Scan the records and identify every line in which the string "home" occurs, then return those lines.
--- Task material ---
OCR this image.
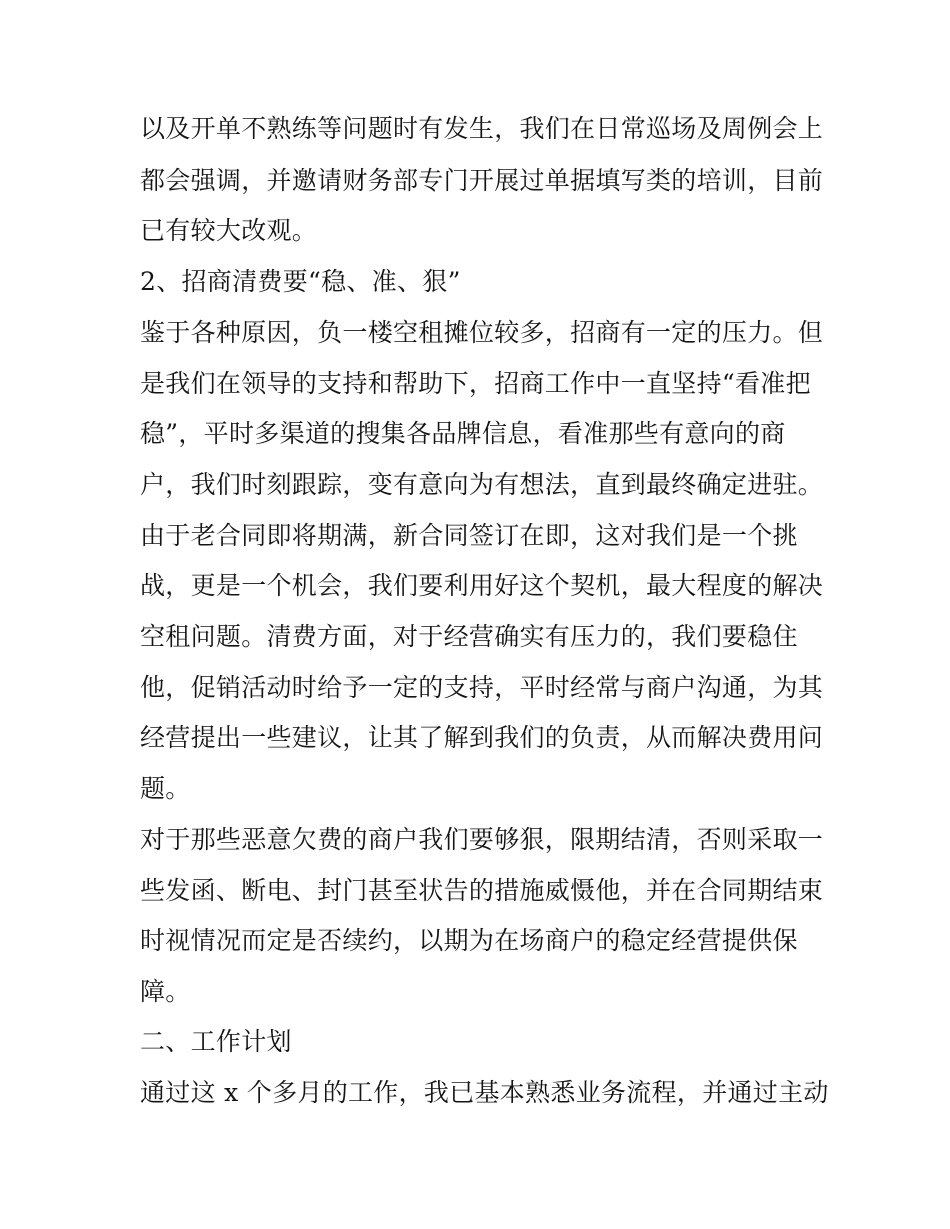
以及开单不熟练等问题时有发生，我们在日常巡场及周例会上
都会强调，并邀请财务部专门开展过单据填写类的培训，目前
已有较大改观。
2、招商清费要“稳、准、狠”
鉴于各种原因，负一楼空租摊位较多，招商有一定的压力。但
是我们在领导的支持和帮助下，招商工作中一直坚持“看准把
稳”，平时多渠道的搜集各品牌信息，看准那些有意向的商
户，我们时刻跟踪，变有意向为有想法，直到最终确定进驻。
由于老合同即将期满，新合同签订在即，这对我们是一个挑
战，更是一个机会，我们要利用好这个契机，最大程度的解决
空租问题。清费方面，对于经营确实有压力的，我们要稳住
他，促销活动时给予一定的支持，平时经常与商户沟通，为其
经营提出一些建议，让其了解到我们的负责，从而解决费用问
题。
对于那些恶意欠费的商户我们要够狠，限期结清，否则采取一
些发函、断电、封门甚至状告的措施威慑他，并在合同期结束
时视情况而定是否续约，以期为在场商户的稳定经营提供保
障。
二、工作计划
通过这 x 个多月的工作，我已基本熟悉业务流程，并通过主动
---
--- Task material ---
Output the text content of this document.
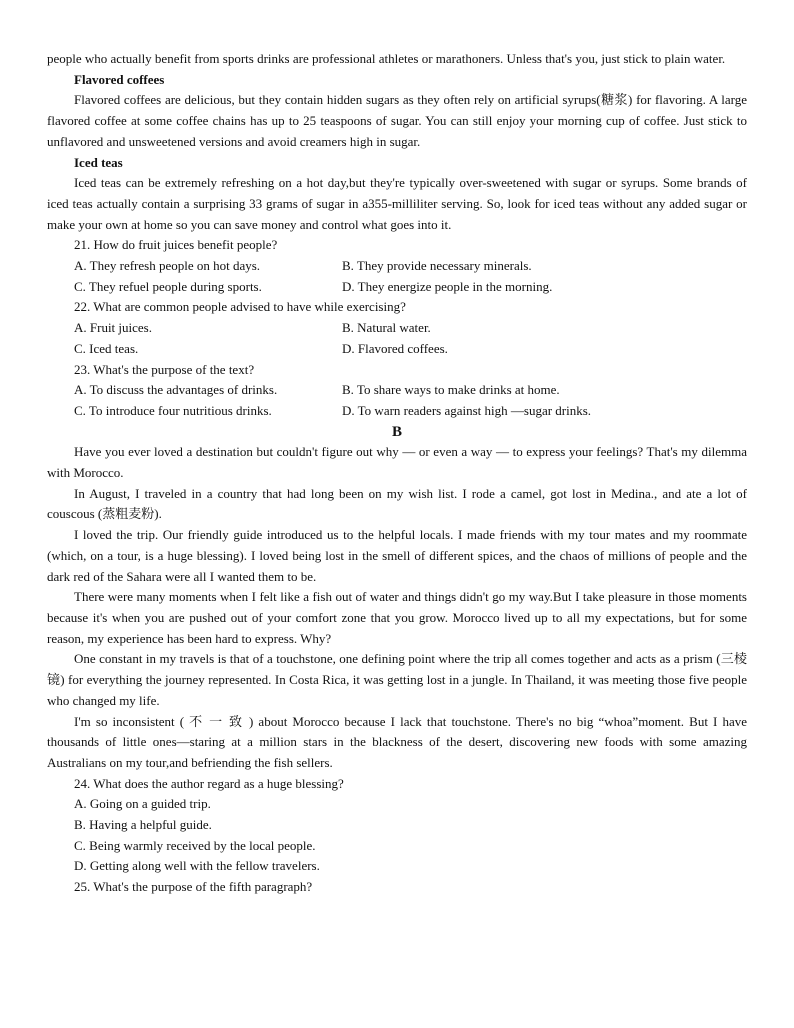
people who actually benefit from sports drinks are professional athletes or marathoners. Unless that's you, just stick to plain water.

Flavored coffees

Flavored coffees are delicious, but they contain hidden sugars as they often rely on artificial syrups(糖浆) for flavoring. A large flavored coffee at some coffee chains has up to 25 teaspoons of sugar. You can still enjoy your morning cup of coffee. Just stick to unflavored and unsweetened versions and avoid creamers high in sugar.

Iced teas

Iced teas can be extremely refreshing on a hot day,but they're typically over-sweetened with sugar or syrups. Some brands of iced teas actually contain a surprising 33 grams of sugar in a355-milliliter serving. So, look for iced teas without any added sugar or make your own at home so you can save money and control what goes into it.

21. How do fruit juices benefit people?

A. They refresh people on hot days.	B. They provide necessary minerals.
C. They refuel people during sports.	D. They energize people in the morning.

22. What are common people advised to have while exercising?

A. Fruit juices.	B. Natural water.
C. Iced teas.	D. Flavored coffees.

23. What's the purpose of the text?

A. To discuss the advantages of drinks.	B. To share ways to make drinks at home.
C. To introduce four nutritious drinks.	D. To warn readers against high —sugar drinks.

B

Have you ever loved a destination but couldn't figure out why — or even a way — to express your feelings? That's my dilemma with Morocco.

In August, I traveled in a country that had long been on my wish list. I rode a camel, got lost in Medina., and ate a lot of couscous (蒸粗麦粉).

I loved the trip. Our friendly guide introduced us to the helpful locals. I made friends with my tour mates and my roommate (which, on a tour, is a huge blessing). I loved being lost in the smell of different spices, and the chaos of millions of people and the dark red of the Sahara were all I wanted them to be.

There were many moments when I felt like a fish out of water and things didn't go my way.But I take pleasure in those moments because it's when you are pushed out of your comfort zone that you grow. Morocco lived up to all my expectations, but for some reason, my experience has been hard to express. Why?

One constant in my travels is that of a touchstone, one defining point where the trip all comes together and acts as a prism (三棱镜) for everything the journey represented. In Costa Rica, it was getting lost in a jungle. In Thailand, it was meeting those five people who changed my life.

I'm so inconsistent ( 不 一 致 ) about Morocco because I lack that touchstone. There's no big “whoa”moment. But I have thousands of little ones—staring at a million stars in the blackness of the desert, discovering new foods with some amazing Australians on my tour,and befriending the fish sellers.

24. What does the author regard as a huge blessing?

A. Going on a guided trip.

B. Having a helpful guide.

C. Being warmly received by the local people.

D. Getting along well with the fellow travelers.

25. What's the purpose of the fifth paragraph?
---
* Expected answer:
Iced teas can be extremely refreshing on a hot day,but they're typically over-sweetened with sugar or syrups. Some brands of iced teas actually contain a surprising 33 grams of sugar in a355-milliliter serving. So, look for iced teas without any added sugar or make your own at home so you can save money and control what goes into it.
A. To discuss the advantages of drinks.	B. To share ways to make drinks at home.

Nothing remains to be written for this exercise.